What to produce: Substitute "right-column" for every occurrence of "right-bar" in the entries below, and reproduce all their lines with nothing else changed. Leave the pictures out of your answer.

········

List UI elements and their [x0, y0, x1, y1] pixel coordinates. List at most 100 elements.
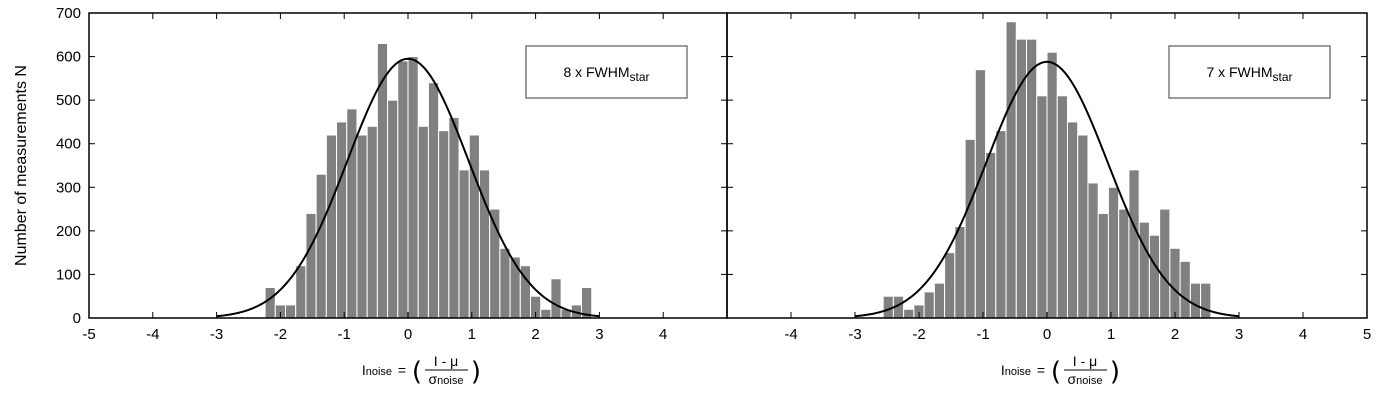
right-bar — [1107, 186, 1120, 319]
right-bar — [1159, 208, 1171, 319]
right-bar — [1087, 182, 1099, 319]
right-bar — [944, 252, 956, 319]
right-xlabel-equals: = — [1037, 362, 1045, 378]
right-bar — [1015, 38, 1028, 319]
right-legend: 7 x FWHMstar — [1168, 45, 1331, 99]
left-bar — [366, 125, 378, 319]
right-bar — [1005, 21, 1017, 319]
right-xlabel-den-main: σ — [1068, 371, 1077, 387]
left-bar — [397, 60, 409, 319]
right-bar — [1179, 260, 1191, 319]
right-x-tick-label: 4 — [1299, 326, 1307, 343]
left-bar — [325, 134, 338, 319]
left-bar — [468, 134, 480, 319]
left-bar — [448, 117, 460, 319]
right-x-tick-label: 0 — [1043, 326, 1051, 343]
right-bar — [1026, 38, 1038, 319]
right-x-tick-label: -2 — [912, 326, 925, 343]
left-bar — [458, 169, 470, 319]
right-x-tick-label: 2 — [1171, 326, 1179, 343]
left-x-tick-label: -5 — [82, 326, 95, 343]
left-bar — [305, 212, 317, 319]
left-x-tick-label: -1 — [338, 326, 351, 343]
right-bar — [974, 69, 987, 319]
right-bar — [954, 226, 966, 319]
y-tick-label: 300 — [56, 179, 81, 196]
y-tick-label: 200 — [56, 223, 81, 240]
left-bar — [438, 130, 450, 319]
y-axis-label: Number of measurements N — [13, 65, 30, 266]
left-bar — [295, 265, 307, 319]
left-bar — [285, 304, 297, 319]
right-xlabel-den-sub: noise — [1076, 375, 1102, 387]
left-bar — [264, 287, 276, 319]
right-bar — [1200, 282, 1212, 319]
right-x-tick-label: -3 — [848, 326, 861, 343]
left-gaussian-fit-curve — [216, 57, 600, 318]
left-xlabel-right-paren: ) — [471, 357, 481, 387]
left-y-axis-ticks: 0 100 200 300 400 500 600 700 — [56, 5, 727, 327]
left-x-axis-ticks: -5 -4 -3 -2 -1 0 1 2 3 4 — [82, 13, 667, 343]
left-x-tick-label: 1 — [468, 326, 476, 343]
left-legend-main: 8 x FWHM — [563, 64, 629, 80]
left-xlabel-left-paren: ( — [412, 357, 422, 387]
right-bar — [1097, 212, 1109, 319]
right-xlabel-right-paren: ) — [1110, 357, 1120, 387]
right-bar — [985, 151, 997, 319]
right-axes-frame — [726, 12, 1368, 319]
right-bar — [1036, 95, 1048, 319]
left-bar — [407, 56, 419, 319]
left-bar — [550, 278, 562, 319]
left-bar — [509, 256, 521, 319]
left-bar — [315, 173, 327, 319]
left-bar — [417, 125, 429, 319]
right-bar — [1138, 221, 1150, 319]
left-bar — [356, 134, 368, 319]
right-legend-box — [1168, 45, 1331, 99]
left-bar — [387, 99, 399, 319]
right-legend-sub: star — [1273, 70, 1293, 84]
right-xlabel-sub: noise — [1005, 366, 1031, 378]
left-xlabel-symbol: Inoise — [362, 362, 392, 378]
right-bar — [995, 130, 1007, 319]
right-bar — [1046, 51, 1058, 319]
left-x-tick-label: 2 — [531, 326, 539, 343]
right-legend-label: 7 x FWHMstar — [1206, 64, 1292, 84]
left-legend: 8 x FWHMstar — [525, 45, 688, 99]
left-bar — [540, 308, 552, 319]
left-x-tick-label: 4 — [659, 326, 667, 343]
left-bar — [376, 43, 389, 319]
right-x-tick-label: -1 — [976, 326, 989, 343]
left-x-tick-label: 3 — [595, 326, 603, 343]
right-bar — [1148, 234, 1161, 319]
right-xlabel-denominator: σnoise — [1068, 371, 1103, 387]
right-xlabel-symbol: Inoise — [1001, 362, 1031, 378]
right-x-axis-ticks: -4 -3 -2 -1 0 1 2 3 4 5 — [784, 13, 1371, 343]
right-x-tick-label: -4 — [784, 326, 797, 343]
right-bar — [1066, 121, 1079, 319]
left-legend-box — [525, 45, 688, 99]
right-xlabel-left-paren: ( — [1051, 357, 1061, 387]
left-bar — [427, 82, 440, 319]
left-bar — [336, 121, 348, 319]
left-x-tick-label: -2 — [274, 326, 287, 343]
left-bar — [499, 247, 511, 319]
left-xlabel-den-main: σ — [429, 371, 438, 387]
y-tick-label: 600 — [56, 49, 81, 66]
left-legend-sub: star — [630, 70, 650, 84]
y-tick-label: 400 — [56, 136, 81, 153]
y-tick-label: 100 — [56, 266, 81, 283]
left-x-tick-label: 0 — [404, 326, 412, 343]
right-bar — [1169, 247, 1181, 319]
right-bar — [903, 308, 915, 319]
right-bar — [1118, 208, 1130, 319]
left-xlabel-main: I — [362, 362, 366, 378]
right-x-tick-label: 1 — [1107, 326, 1115, 343]
left-xlabel-sub: noise — [366, 366, 392, 378]
left-legend-label: 8 x FWHMstar — [563, 64, 649, 84]
right-gaussian-fit-curve — [854, 60, 1240, 318]
right-bar — [964, 138, 976, 319]
y-tick-label: 500 — [56, 92, 81, 109]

········

Full solution:
List UI elements and their [x0, y0, x1, y1] pixel coordinates. List at most 100 elements.
right-column — [1107, 186, 1120, 319]
right-column — [1159, 208, 1171, 319]
right-column — [1087, 182, 1099, 319]
right-column — [944, 252, 956, 319]
right-xlabel-equals: = — [1037, 362, 1045, 378]
right-column — [1015, 38, 1028, 319]
right-legend: 7 x FWHMstar — [1168, 45, 1331, 99]
left-bar — [366, 125, 378, 319]
right-column — [1005, 21, 1017, 319]
right-xlabel-den-main: σ — [1068, 371, 1077, 387]
left-bar — [397, 60, 409, 319]
right-column — [1179, 260, 1191, 319]
right-x-tick-label: 4 — [1299, 326, 1307, 343]
left-bar — [325, 134, 338, 319]
left-bar — [468, 134, 480, 319]
left-bar — [448, 117, 460, 319]
right-x-tick-label: 0 — [1043, 326, 1051, 343]
right-column — [1026, 38, 1038, 319]
right-x-tick-label: -2 — [912, 326, 925, 343]
left-bar — [458, 169, 470, 319]
right-x-tick-label: 2 — [1171, 326, 1179, 343]
left-x-tick-label: -5 — [82, 326, 95, 343]
left-bar — [305, 212, 317, 319]
left-x-tick-label: -1 — [338, 326, 351, 343]
right-column — [974, 69, 987, 319]
right-column — [954, 226, 966, 319]
y-tick-label: 300 — [56, 179, 81, 196]
y-tick-label: 200 — [56, 223, 81, 240]
left-bar — [438, 130, 450, 319]
y-axis-label: Number of measurements N — [13, 65, 30, 266]
left-bar — [295, 265, 307, 319]
left-bar — [285, 304, 297, 319]
right-xlabel-den-sub: noise — [1076, 375, 1102, 387]
left-bar — [264, 287, 276, 319]
right-column — [1200, 282, 1212, 319]
right-x-tick-label: -3 — [848, 326, 861, 343]
left-gaussian-fit-curve — [216, 57, 600, 318]
left-xlabel-right-paren: ) — [471, 357, 481, 387]
left-y-axis-ticks: 0 100 200 300 400 500 600 700 — [56, 5, 727, 327]
left-x-axis-ticks: -5 -4 -3 -2 -1 0 1 2 3 4 — [82, 13, 667, 343]
left-x-tick-label: 1 — [468, 326, 476, 343]
left-legend-main: 8 x FWHM — [563, 64, 629, 80]
left-xlabel-left-paren: ( — [412, 357, 422, 387]
right-column — [1097, 212, 1109, 319]
right-xlabel-right-paren: ) — [1110, 357, 1120, 387]
right-column — [985, 151, 997, 319]
right-axes-frame — [726, 12, 1368, 319]
right-column — [1036, 95, 1048, 319]
left-bar — [407, 56, 419, 319]
left-bar — [550, 278, 562, 319]
left-bar — [509, 256, 521, 319]
left-bar — [315, 173, 327, 319]
left-bar — [417, 125, 429, 319]
right-column — [1138, 221, 1150, 319]
left-bar — [356, 134, 368, 319]
right-legend-box — [1168, 45, 1331, 99]
left-bar — [387, 99, 399, 319]
right-legend-sub: star — [1273, 70, 1293, 84]
right-xlabel-sub: noise — [1005, 366, 1031, 378]
left-xlabel-symbol: Inoise — [362, 362, 392, 378]
right-column — [995, 130, 1007, 319]
right-column — [1046, 51, 1058, 319]
left-x-tick-label: 2 — [531, 326, 539, 343]
right-legend-label: 7 x FWHMstar — [1206, 64, 1292, 84]
left-legend: 8 x FWHMstar — [525, 45, 688, 99]
left-bar — [540, 308, 552, 319]
left-x-tick-label: 4 — [659, 326, 667, 343]
left-bar — [376, 43, 389, 319]
right-x-tick-label: -1 — [976, 326, 989, 343]
left-x-tick-label: 3 — [595, 326, 603, 343]
right-column — [1148, 234, 1161, 319]
right-xlabel-denominator: σnoise — [1068, 371, 1103, 387]
right-xlabel-symbol: Inoise — [1001, 362, 1031, 378]
right-x-axis-ticks: -4 -3 -2 -1 0 1 2 3 4 5 — [784, 13, 1371, 343]
right-x-tick-label: -4 — [784, 326, 797, 343]
right-column — [1066, 121, 1079, 319]
left-legend-box — [525, 45, 688, 99]
right-xlabel-left-paren: ( — [1051, 357, 1061, 387]
left-bar — [427, 82, 440, 319]
left-bar — [336, 121, 348, 319]
left-x-tick-label: -2 — [274, 326, 287, 343]
left-bar — [499, 247, 511, 319]
left-xlabel-den-main: σ — [429, 371, 438, 387]
y-tick-label: 600 — [56, 49, 81, 66]
left-legend-sub: star — [630, 70, 650, 84]
y-tick-label: 400 — [56, 136, 81, 153]
y-tick-label: 100 — [56, 266, 81, 283]
left-x-tick-label: 0 — [404, 326, 412, 343]
right-column — [1169, 247, 1181, 319]
right-column — [903, 308, 915, 319]
right-column — [1118, 208, 1130, 319]
left-xlabel-main: I — [362, 362, 366, 378]
right-x-tick-label: 1 — [1107, 326, 1115, 343]
left-xlabel-sub: noise — [366, 366, 392, 378]
left-legend-label: 8 x FWHMstar — [563, 64, 649, 84]
right-gaussian-fit-curve — [854, 60, 1240, 318]
right-column — [964, 138, 976, 319]
y-tick-label: 500 — [56, 92, 81, 109]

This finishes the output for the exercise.